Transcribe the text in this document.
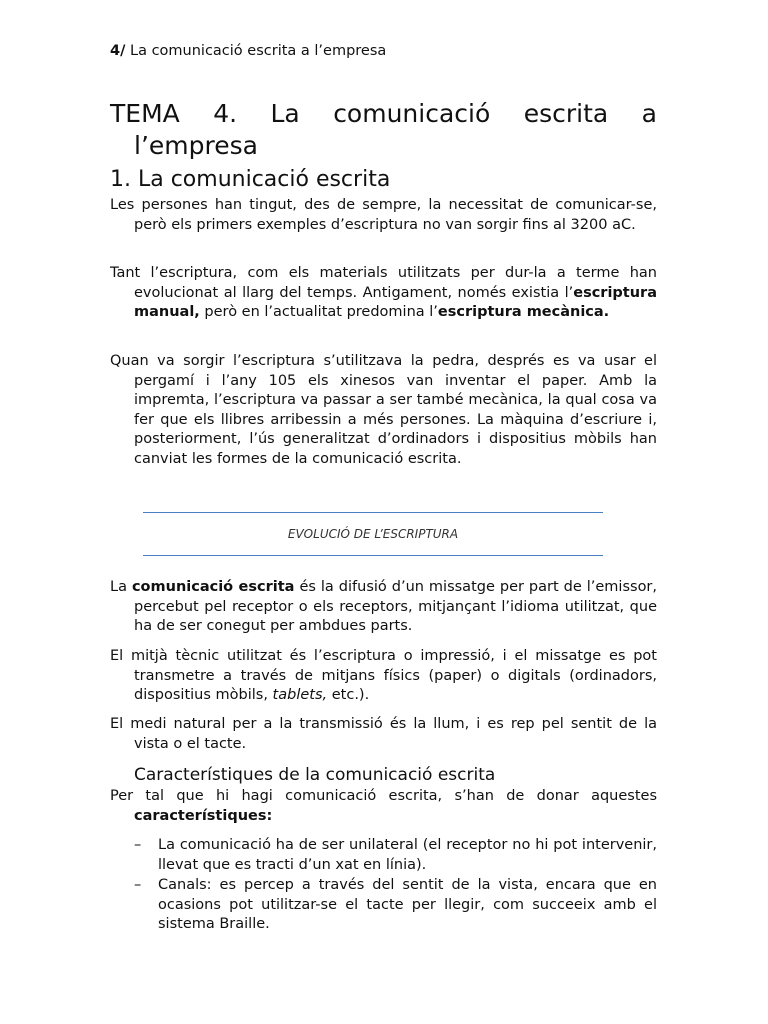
4/ La comunicació escrita a l’empresa
TEMA 4. La comunicació escrita a
l’empresa
1. La comunicació escrita

Les persones han tingut, des de sempre, la necessitat de comunicar-se, però els primers exemples d’escriptura no van sorgir fins al 3200 aC.

Tant l’escriptura, com els materials utilitzats per dur-la a terme han evolucionat al llarg del temps. Antigament, només existia l’escriptura manual, però en l’actualitat predomina l’escriptura mecànica.

Quan va sorgir l’escriptura s’utilitzava la pedra, després es va usar el pergamí i l’any 105 els xinesos van inventar el paper. Amb la impremta, l’escriptura va passar a ser també mecànica, la qual cosa va fer que els llibres arribessin a més persones. La màquina d’escriure i, posteriorment, l’ús generalitzat d’ordinadors i dispositius mòbils han canviat les formes de la comunicació escrita.

EVOLUCIÓ DE L’ESCRIPTURA

La comunicació escrita és la difusió d’un missatge per part de l’emissor, percebut pel receptor o els receptors, mitjançant l’idioma utilitzat, que ha de ser conegut per ambdues parts.

El mitjà tècnic utilitzat és l’escriptura o impressió, i el missatge es pot transmetre a través de mitjans físics (paper) o digitals (ordinadors, dispositius mòbils, tablets, etc.).

El medi natural per a la transmissió és la llum, i es rep pel sentit de la vista o el tacte.

Característiques de la comunicació escrita

Per tal que hi hagi comunicació escrita, s’han de donar aquestes característiques:

– La comunicació ha de ser unilateral (el receptor no hi pot intervenir, llevat que es tracti d’un xat en línia).
– Canals: es percep a través del sentit de la vista, encara que en ocasions pot utilitzar-se el tacte per llegir, com succeeix amb el sistema Braille.
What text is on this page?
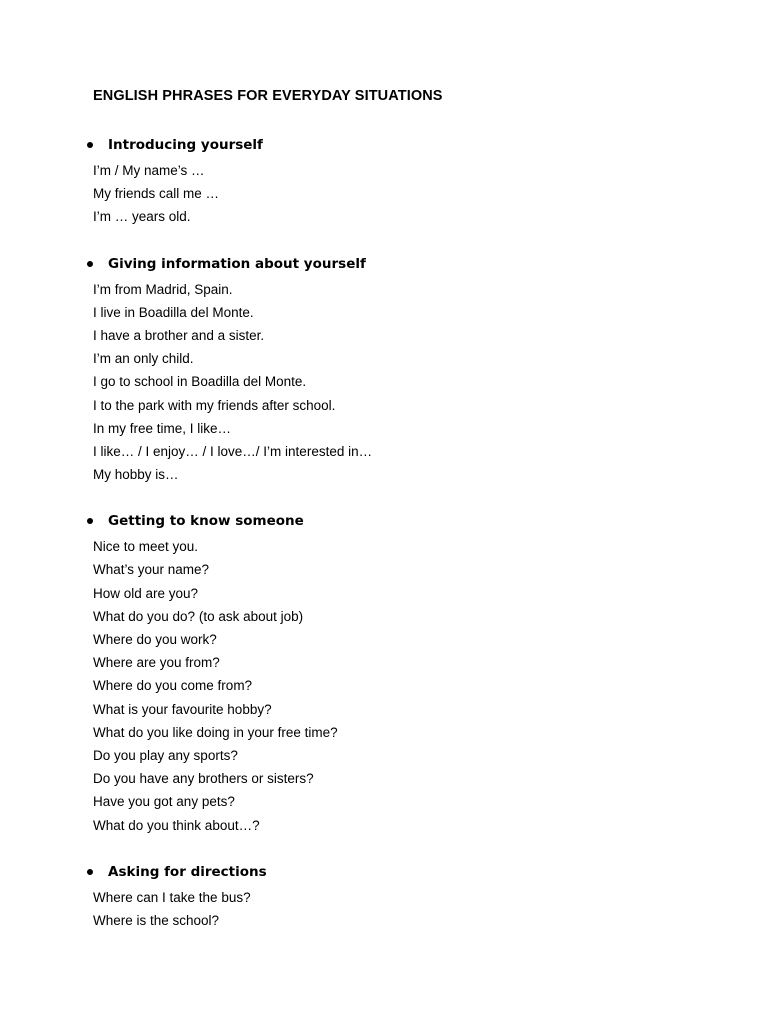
ENGLISH PHRASES FOR EVERYDAY SITUATIONS
Introducing yourself
I’m / My name’s …
My friends call me …
I’m … years old.
Giving information about yourself
I’m from Madrid, Spain.
I live in Boadilla del Monte.
I have a brother and a sister.
I’m an only child.
I go to school in Boadilla del Monte.
I to the park with my friends after school.
In my free time, I like…
I like… / I enjoy… / I love…/ I’m interested in…
My hobby is…
Getting to know someone
Nice to meet you.
What’s your name?
How old are you?
What do you do? (to ask about job)
Where do you work?
Where are you from?
Where do you come from?
What is your favourite hobby?
What do you like doing in your free time?
Do you play any sports?
Do you have any brothers or sisters?
Have you got any pets?
What do you think about…?
Asking for directions
Where can I take the bus?
Where is the school?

┄┄┄┄┄┄

From the material above, copy everything exactly but the pictures.

Transcribe the text in this document.
4/ La comunicació escrita a l’empresa
TEMA 4. La comunicació escrita a
l’empresa
1. La comunicació escrita

Les persones han tingut, des de sempre, la necessitat de comunicar-se, però els primers exemples d’escriptura no van sorgir fins al 3200 aC.

Tant l’escriptura, com els materials utilitzats per dur-la a terme han evolucionat al llarg del temps. Antigament, només existia l’escriptura manual, però en l’actualitat predomina l’escriptura mecànica.

Quan va sorgir l’escriptura s’utilitzava la pedra, després es va usar el pergamí i l’any 105 els xinesos van inventar el paper. Amb la impremta, l’escriptura va passar a ser també mecànica, la qual cosa va fer que els llibres arribessin a més persones. La màquina d’escriure i, posteriorment, l’ús generalitzat d’ordinadors i dispositius mòbils han canviat les formes de la comunicació escrita.

EVOLUCIÓ DE L’ESCRIPTURA

La comunicació escrita és la difusió d’un missatge per part de l’emissor, percebut pel receptor o els receptors, mitjançant l’idioma utilitzat, que ha de ser conegut per ambdues parts.

El mitjà tècnic utilitzat és l’escriptura o impressió, i el missatge es pot transmetre a través de mitjans físics (paper) o digitals (ordinadors, dispositius mòbils, tablets, etc.).

El medi natural per a la transmissió és la llum, i es rep pel sentit de la vista o el tacte.

Característiques de la comunicació escrita

Per tal que hi hagi comunicació escrita, s’han de donar aquestes característiques:

– La comunicació ha de ser unilateral (el receptor no hi pot intervenir, llevat que es tracti d’un xat en línia).
– Canals: es percep a través del sentit de la vista, encara que en ocasions pot utilitzar-se el tacte per llegir, com succeeix amb el sistema Braille.
What text is on this page?
ENGLISH PHRASES FOR EVERYDAY SITUATIONS
Introducing yourself
I’m / My name’s …
My friends call me …
I’m … years old.
Giving information about yourself
I’m from Madrid, Spain.
I live in Boadilla del Monte.
I have a brother and a sister.
I’m an only child.
I go to school in Boadilla del Monte.
I to the park with my friends after school.
In my free time, I like…
I like… / I enjoy… / I love…/ I’m interested in…
My hobby is…
Getting to know someone
Nice to meet you.
What’s your name?
How old are you?
What do you do? (to ask about job)
Where do you work?
Where are you from?
Where do you come from?
What is your favourite hobby?
What do you like doing in your free time?
Do you play any sports?
Do you have any brothers or sisters?
Have you got any pets?
What do you think about…?
Asking for directions
Where can I take the bus?
Where is the school?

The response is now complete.